(DATA RECORDS):
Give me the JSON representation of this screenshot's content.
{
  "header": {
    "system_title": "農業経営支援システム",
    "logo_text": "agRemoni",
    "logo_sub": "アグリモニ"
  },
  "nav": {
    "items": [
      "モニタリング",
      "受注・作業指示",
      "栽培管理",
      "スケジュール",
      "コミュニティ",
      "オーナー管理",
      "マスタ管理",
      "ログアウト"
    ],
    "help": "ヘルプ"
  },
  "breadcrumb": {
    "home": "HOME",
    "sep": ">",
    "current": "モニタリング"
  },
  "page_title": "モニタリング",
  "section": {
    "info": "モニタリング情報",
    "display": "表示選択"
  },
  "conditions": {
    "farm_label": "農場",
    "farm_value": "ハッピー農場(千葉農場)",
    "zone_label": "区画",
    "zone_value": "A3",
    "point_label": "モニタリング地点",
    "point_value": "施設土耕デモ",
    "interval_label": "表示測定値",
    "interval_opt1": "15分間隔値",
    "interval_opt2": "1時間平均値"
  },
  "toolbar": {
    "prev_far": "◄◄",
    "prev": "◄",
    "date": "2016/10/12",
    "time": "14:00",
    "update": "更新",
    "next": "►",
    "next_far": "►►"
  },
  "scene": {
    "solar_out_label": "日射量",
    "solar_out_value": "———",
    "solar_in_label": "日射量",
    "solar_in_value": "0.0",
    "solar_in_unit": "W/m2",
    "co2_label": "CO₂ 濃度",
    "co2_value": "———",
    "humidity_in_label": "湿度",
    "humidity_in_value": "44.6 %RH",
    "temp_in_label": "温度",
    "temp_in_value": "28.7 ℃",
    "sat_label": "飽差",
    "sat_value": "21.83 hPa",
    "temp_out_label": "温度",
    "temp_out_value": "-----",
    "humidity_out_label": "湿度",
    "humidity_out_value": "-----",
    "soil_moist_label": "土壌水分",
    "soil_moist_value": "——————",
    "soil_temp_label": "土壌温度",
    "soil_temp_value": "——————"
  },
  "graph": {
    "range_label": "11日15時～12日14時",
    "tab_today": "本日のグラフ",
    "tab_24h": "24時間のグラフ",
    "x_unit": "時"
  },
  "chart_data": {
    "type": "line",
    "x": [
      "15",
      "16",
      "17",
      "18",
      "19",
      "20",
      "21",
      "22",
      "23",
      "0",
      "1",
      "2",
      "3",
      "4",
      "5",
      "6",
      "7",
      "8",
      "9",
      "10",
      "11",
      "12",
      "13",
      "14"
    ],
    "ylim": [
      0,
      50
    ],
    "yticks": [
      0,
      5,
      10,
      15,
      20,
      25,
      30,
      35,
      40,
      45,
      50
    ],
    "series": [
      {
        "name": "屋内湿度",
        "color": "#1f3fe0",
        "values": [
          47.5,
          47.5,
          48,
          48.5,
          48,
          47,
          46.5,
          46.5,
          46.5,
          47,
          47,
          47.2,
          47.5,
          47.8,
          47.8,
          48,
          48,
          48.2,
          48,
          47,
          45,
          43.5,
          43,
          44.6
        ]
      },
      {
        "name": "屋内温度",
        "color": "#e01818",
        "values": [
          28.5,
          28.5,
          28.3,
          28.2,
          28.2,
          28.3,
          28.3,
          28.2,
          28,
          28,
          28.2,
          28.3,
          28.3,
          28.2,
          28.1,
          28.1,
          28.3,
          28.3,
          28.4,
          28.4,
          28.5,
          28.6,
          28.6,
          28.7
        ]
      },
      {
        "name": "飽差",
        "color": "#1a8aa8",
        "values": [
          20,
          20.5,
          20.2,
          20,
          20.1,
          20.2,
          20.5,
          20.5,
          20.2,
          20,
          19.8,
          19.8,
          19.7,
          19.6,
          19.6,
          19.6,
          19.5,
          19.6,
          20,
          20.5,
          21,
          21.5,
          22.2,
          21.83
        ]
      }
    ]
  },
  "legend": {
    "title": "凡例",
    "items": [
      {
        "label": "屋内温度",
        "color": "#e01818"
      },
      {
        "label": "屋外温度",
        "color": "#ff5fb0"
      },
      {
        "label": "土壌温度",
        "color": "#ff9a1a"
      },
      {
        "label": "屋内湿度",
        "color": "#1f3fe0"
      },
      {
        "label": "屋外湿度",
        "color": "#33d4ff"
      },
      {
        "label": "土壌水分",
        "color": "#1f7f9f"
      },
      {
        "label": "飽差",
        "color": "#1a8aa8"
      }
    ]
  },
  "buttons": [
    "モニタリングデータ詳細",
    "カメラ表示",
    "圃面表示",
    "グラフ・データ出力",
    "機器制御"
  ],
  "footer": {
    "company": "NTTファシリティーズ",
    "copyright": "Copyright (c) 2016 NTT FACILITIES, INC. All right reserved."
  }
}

(GOAL OF THE EXERCISE): Write down the full listing again, exactly.

(FINISHED TASK):
Give me the JSON representation of this screenshot's content.
{
  "header": {
    "system_title": "農業経営支援システム",
    "logo_text": "agRemoni",
    "logo_sub": "アグリモニ"
  },
  "nav": {
    "items": [
      "モニタリング",
      "受注・作業指示",
      "栽培管理",
      "スケジュール",
      "コミュニティ",
      "オーナー管理",
      "マスタ管理",
      "ログアウト"
    ],
    "help": "ヘルプ"
  },
  "breadcrumb": {
    "home": "HOME",
    "sep": ">",
    "current": "モニタリング"
  },
  "page_title": "モニタリング",
  "section": {
    "info": "モニタリング情報",
    "display": "表示選択"
  },
  "conditions": {
    "farm_label": "農場",
    "farm_value": "ハッピー農場(千葉農場)",
    "zone_label": "区画",
    "zone_value": "A3",
    "point_label": "モニタリング地点",
    "point_value": "施設土耕デモ",
    "interval_label": "表示測定値",
    "interval_opt1": "15分間隔値",
    "interval_opt2": "1時間平均値"
  },
  "toolbar": {
    "prev_far": "◄◄",
    "prev": "◄",
    "date": "2016/10/12",
    "time": "14:00",
    "update": "更新",
    "next": "►",
    "next_far": "►►"
  },
  "scene": {
    "solar_out_label": "日射量",
    "solar_out_value": "———",
    "solar_in_label": "日射量",
    "solar_in_value": "0.0",
    "solar_in_unit": "W/m2",
    "co2_label": "CO₂ 濃度",
    "co2_value": "———",
    "humidity_in_label": "湿度",
    "humidity_in_value": "44.6 %RH",
    "temp_in_label": "温度",
    "temp_in_value": "28.7 ℃",
    "sat_label": "飽差",
    "sat_value": "21.83 hPa",
    "temp_out_label": "温度",
    "temp_out_value": "-----",
    "humidity_out_label": "湿度",
    "humidity_out_value": "-----",
    "soil_moist_label": "土壌水分",
    "soil_moist_value": "——————",
    "soil_temp_label": "土壌温度",
    "soil_temp_value": "——————"
  },
  "graph": {
    "range_label": "11日15時～12日14時",
    "tab_today": "本日のグラフ",
    "tab_24h": "24時間のグラフ",
    "x_unit": "時"
  },
  "chart_data": {
    "type": "line",
    "x": [
      "15",
      "16",
      "17",
      "18",
      "19",
      "20",
      "21",
      "22",
      "23",
      "0",
      "1",
      "2",
      "3",
      "4",
      "5",
      "6",
      "7",
      "8",
      "9",
      "10",
      "11",
      "12",
      "13",
      "14"
    ],
    "ylim": [
      0,
      50
    ],
    "yticks": [
      0,
      5,
      10,
      15,
      20,
      25,
      30,
      35,
      40,
      45,
      50
    ],
    "series": [
      {
        "name": "屋内湿度",
        "color": "#1f3fe0",
        "values": [
          47.5,
          47.5,
          48,
          48.5,
          48,
          47,
          46.5,
          46.5,
          46.5,
          47,
          47,
          47.2,
          47.5,
          47.8,
          47.8,
          48,
          48,
          48.2,
          48,
          47,
          45,
          43.5,
          43,
          44.6
        ]
      },
      {
        "name": "屋内温度",
        "color": "#e01818",
        "values": [
          28.5,
          28.5,
          28.3,
          28.2,
          28.2,
          28.3,
          28.3,
          28.2,
          28,
          28,
          28.2,
          28.3,
          28.3,
          28.2,
          28.1,
          28.1,
          28.3,
          28.3,
          28.4,
          28.4,
          28.5,
          28.6,
          28.6,
          28.7
        ]
      },
      {
        "name": "飽差",
        "color": "#1a8aa8",
        "values": [
          20,
          20.5,
          20.2,
          20,
          20.1,
          20.2,
          20.5,
          20.5,
          20.2,
          20,
          19.8,
          19.8,
          19.7,
          19.6,
          19.6,
          19.6,
          19.5,
          19.6,
          20,
          20.5,
          21,
          21.5,
          22.2,
          21.83
        ]
      }
    ]
  },
  "legend": {
    "title": "凡例",
    "items": [
      {
        "label": "屋内温度",
        "color": "#e01818"
      },
      {
        "label": "屋外温度",
        "color": "#ff5fb0"
      },
      {
        "label": "土壌温度",
        "color": "#ff9a1a"
      },
      {
        "label": "屋内湿度",
        "color": "#1f3fe0"
      },
      {
        "label": "屋外湿度",
        "color": "#33d4ff"
      },
      {
        "label": "土壌水分",
        "color": "#1f7f9f"
      },
      {
        "label": "飽差",
        "color": "#1a8aa8"
      }
    ]
  },
  "buttons": [
    "モニタリングデータ詳細",
    "カメラ表示",
    "圃面表示",
    "グラフ・データ出力",
    "機器制御"
  ],
  "footer": {
    "company": "NTTファシリティーズ",
    "copyright": "Copyright (c) 2016 NTT FACILITIES, INC. All right reserved."
  }
}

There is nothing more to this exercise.